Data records
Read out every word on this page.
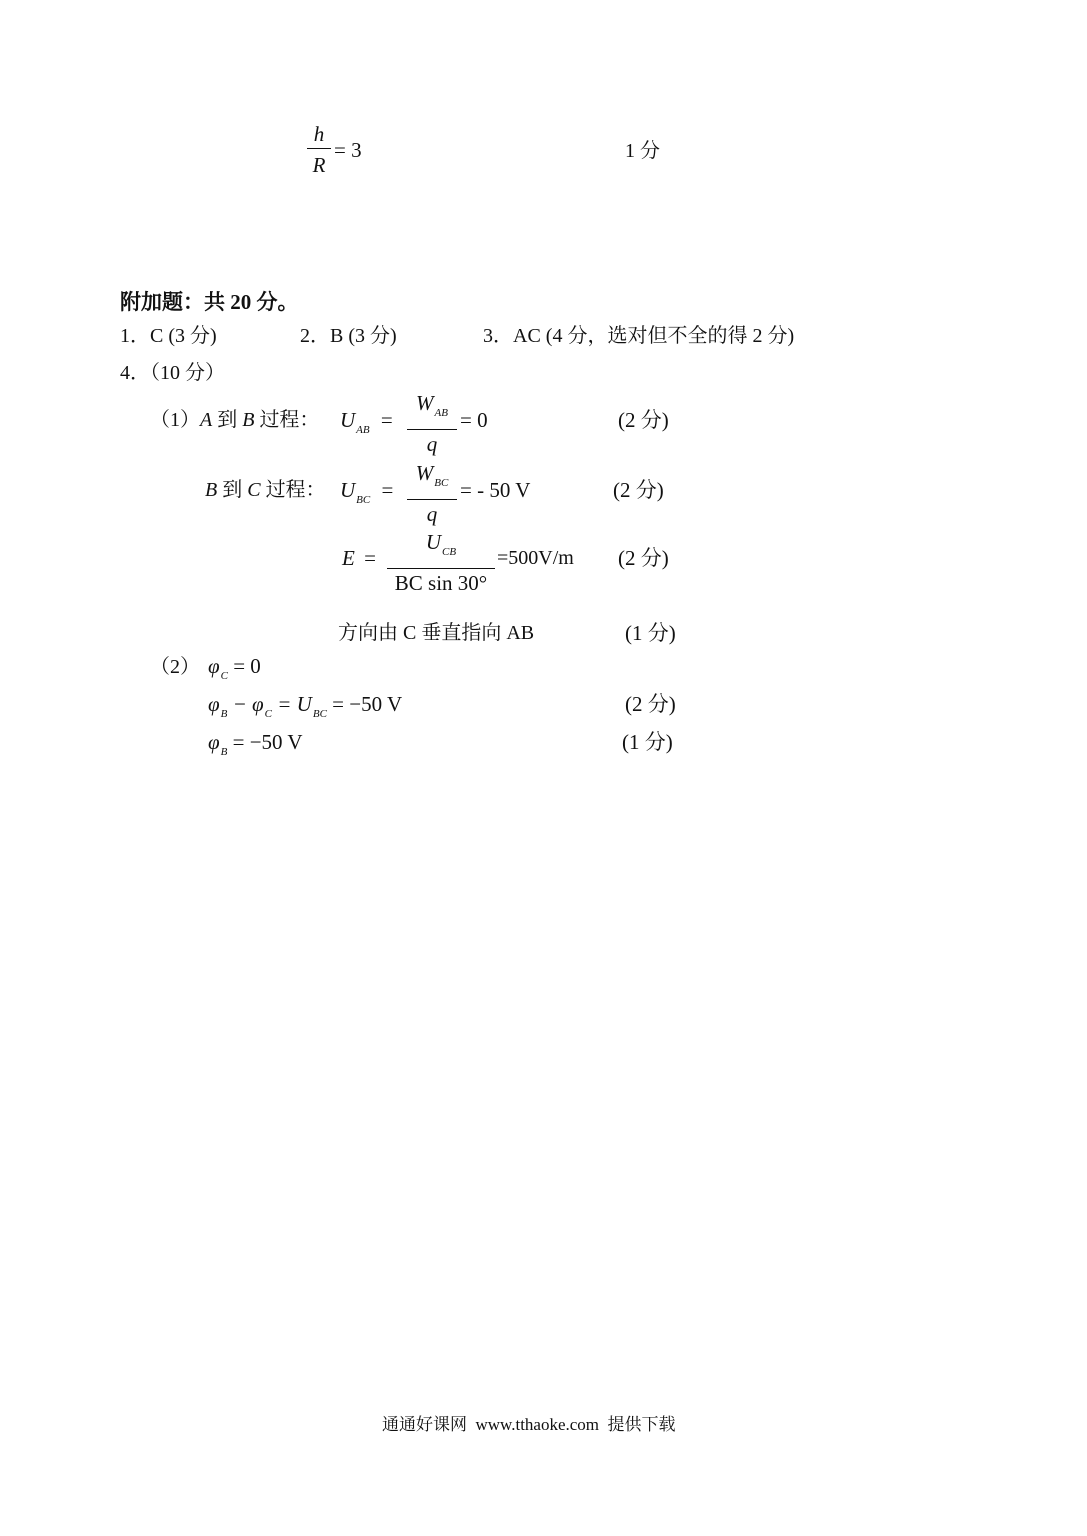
h
R
= 3	1 分
附加题：共 20 分。
1．C (3 分)	2．B (3 分)	3．AC (4 分，选对但不全的得 2 分)
4．（10 分）
（1）A 到 B 过程： $U_{AB}$ =
$W_{AB}$
q
= 0	(2 分)
B 到 C 过程： $U_{BC}$ =
$W_{BC}$
q
= - 50 V	(2 分)
E =
$U_{CB}$
BC sin 30°
=500V/m (2 分)
方向由 C 垂直指向 AB	(1 分)
（2） $\varphi_C = 0$
$\varphi_B - \varphi_C = U_{BC} = -50$ V	(2 分)
$\varphi_B = -50$ V	(1 分)
通通好课网  www.tthaoke.com  提供下载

> **Given request**:
Reproduce the whole listing above word for word, but not its pictures.

> **Answer to this exercise**:
Read out every word on this page.
h
R
= 3	1 分
附加题：共 20 分。
1．C (3 分)	2．B (3 分)	3．AC (4 分，选对但不全的得 2 分)
4．（10 分）
（1）A 到 B 过程： $U_{AB}$ =
$W_{AB}$
q
= 0	(2 分)
B 到 C 过程： $U_{BC}$ =
$W_{BC}$
q
= - 50 V	(2 分)
E =
$U_{CB}$
BC sin 30°
=500V/m (2 分)
方向由 C 垂直指向 AB	(1 分)
（2） $\varphi_C = 0$
$\varphi_B - \varphi_C = U_{BC} = -50$ V	(2 分)
$\varphi_B = -50$ V	(1 分)
通通好课网  www.tthaoke.com  提供下载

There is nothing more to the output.